## Begin PROVIDED MATERIAL
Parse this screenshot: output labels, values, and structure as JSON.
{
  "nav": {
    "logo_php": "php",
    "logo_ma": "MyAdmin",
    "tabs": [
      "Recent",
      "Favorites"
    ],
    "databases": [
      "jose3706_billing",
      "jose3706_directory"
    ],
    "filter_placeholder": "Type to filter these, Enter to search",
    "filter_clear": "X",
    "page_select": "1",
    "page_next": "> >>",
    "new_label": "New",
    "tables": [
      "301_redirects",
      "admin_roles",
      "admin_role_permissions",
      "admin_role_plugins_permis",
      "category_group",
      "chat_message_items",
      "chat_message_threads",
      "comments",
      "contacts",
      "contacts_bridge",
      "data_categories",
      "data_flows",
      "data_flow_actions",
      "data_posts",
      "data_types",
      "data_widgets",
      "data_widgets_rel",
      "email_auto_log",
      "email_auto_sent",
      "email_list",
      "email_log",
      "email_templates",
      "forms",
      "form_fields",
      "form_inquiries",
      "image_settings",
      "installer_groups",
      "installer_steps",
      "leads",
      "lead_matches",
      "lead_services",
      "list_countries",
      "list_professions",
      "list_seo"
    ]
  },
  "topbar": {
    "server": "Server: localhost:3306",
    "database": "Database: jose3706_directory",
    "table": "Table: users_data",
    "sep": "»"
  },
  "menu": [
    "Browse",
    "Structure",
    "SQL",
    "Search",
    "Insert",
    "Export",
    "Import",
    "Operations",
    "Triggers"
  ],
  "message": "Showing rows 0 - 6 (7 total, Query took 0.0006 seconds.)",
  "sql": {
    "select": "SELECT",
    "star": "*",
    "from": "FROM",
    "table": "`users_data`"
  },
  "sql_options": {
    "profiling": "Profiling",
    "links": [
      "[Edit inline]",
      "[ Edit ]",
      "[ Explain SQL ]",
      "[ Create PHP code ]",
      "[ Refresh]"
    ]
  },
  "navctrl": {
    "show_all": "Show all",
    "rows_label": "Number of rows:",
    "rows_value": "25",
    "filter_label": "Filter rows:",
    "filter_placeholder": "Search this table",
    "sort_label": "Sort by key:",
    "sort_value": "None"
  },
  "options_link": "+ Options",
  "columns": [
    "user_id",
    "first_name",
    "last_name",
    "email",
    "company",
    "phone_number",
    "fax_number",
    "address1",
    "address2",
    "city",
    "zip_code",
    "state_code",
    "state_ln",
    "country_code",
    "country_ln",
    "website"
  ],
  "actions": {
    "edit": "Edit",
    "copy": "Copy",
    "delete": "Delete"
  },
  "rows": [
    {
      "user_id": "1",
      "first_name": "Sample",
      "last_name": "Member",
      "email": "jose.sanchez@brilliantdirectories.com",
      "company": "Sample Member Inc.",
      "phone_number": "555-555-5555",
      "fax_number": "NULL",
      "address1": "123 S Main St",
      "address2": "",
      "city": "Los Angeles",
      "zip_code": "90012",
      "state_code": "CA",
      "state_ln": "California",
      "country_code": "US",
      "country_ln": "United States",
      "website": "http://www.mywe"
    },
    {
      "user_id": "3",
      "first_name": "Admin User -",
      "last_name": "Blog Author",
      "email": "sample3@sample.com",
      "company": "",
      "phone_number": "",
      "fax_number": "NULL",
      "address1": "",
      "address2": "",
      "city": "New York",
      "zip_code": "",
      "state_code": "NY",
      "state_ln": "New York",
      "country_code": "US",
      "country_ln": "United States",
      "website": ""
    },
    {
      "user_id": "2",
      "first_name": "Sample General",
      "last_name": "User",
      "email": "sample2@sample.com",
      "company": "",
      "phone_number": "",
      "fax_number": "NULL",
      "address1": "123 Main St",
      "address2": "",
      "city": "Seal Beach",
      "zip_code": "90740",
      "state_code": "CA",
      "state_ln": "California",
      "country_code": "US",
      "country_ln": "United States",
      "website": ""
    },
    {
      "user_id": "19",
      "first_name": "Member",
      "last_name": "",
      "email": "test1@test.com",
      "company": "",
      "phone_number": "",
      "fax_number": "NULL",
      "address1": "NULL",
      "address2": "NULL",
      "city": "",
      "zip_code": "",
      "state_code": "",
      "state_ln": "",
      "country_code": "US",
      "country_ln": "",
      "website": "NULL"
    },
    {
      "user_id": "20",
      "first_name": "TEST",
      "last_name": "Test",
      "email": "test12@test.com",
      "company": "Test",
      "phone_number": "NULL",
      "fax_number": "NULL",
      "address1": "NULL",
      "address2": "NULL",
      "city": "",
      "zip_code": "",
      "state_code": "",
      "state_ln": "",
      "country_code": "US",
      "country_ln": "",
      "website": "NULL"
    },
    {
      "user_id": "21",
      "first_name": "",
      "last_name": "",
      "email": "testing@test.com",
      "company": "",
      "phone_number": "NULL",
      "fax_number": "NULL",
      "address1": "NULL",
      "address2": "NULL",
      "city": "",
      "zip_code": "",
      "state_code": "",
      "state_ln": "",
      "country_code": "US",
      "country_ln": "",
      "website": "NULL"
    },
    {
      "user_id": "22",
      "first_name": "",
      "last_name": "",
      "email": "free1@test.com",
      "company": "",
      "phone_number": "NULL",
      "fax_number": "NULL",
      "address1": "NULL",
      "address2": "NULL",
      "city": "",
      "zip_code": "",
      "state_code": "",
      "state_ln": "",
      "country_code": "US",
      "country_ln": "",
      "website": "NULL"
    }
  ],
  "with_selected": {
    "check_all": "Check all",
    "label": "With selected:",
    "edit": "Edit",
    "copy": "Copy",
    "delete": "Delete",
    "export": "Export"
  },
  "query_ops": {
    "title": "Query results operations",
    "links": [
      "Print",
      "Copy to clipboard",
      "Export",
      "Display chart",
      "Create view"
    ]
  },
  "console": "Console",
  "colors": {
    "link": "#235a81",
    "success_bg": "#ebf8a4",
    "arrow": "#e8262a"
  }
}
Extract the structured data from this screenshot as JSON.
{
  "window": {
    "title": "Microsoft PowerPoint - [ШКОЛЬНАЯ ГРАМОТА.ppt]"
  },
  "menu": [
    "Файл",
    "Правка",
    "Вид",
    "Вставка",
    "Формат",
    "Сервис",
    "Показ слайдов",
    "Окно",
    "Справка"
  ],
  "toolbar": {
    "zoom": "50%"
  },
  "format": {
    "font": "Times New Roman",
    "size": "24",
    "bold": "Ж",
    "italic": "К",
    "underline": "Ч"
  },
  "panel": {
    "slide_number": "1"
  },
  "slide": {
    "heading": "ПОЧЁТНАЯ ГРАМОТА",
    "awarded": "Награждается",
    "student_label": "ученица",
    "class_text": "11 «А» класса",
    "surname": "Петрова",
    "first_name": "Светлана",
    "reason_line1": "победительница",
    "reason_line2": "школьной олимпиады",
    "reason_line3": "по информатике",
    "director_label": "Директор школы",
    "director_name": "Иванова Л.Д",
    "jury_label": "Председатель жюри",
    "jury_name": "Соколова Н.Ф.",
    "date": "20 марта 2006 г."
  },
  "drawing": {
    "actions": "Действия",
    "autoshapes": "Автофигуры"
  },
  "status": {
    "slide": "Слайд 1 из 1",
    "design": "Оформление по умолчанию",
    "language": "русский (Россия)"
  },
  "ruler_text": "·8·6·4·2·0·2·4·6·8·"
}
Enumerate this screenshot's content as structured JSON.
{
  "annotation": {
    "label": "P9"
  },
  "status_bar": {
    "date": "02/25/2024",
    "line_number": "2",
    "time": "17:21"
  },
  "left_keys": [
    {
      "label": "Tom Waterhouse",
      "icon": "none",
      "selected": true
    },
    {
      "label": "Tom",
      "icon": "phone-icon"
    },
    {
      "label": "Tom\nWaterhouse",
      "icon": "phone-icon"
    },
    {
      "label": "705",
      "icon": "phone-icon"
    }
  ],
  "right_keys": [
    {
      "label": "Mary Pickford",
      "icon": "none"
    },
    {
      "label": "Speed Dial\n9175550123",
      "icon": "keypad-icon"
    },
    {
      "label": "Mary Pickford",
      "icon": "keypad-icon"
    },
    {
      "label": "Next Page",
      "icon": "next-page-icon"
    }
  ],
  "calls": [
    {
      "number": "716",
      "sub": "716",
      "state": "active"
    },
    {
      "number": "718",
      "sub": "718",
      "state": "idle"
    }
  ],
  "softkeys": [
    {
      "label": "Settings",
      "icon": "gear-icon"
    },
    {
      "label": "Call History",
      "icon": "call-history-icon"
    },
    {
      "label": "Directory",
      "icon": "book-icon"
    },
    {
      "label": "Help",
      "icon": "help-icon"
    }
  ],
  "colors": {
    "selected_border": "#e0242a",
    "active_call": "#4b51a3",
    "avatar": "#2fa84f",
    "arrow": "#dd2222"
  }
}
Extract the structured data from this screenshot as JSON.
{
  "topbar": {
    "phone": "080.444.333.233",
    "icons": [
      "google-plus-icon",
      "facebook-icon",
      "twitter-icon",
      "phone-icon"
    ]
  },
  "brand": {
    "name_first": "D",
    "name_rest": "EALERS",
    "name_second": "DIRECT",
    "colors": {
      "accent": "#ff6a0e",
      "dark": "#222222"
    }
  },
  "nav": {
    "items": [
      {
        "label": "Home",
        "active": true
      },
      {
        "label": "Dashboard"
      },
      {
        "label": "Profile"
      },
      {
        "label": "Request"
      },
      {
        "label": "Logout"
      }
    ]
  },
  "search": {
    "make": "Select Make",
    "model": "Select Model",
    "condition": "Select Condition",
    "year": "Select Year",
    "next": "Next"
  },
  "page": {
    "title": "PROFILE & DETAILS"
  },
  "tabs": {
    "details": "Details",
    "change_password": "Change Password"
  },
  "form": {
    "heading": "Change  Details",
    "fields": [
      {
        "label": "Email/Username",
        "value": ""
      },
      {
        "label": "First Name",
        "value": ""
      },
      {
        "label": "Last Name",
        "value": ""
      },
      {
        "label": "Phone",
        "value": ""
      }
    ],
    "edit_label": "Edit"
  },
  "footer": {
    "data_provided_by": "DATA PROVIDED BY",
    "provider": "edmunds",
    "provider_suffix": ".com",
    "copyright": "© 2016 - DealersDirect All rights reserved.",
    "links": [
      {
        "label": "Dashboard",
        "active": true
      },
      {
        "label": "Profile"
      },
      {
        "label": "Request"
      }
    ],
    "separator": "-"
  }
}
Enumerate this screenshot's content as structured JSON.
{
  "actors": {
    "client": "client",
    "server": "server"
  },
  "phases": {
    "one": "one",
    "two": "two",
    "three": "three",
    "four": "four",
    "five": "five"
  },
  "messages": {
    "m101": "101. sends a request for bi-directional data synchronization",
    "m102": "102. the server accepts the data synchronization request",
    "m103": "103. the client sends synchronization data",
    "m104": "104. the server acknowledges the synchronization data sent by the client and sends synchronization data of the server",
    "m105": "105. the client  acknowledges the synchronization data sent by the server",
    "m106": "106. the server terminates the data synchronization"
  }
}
## End PROVIDED MATERIAL
→ EXERCISE DETAILS:
From the entries above, pull out each line that includes "Main".

→ ANSWER FOR THE TASK:
      "address1": "123 S Main St",
      "address1": "123 Main St",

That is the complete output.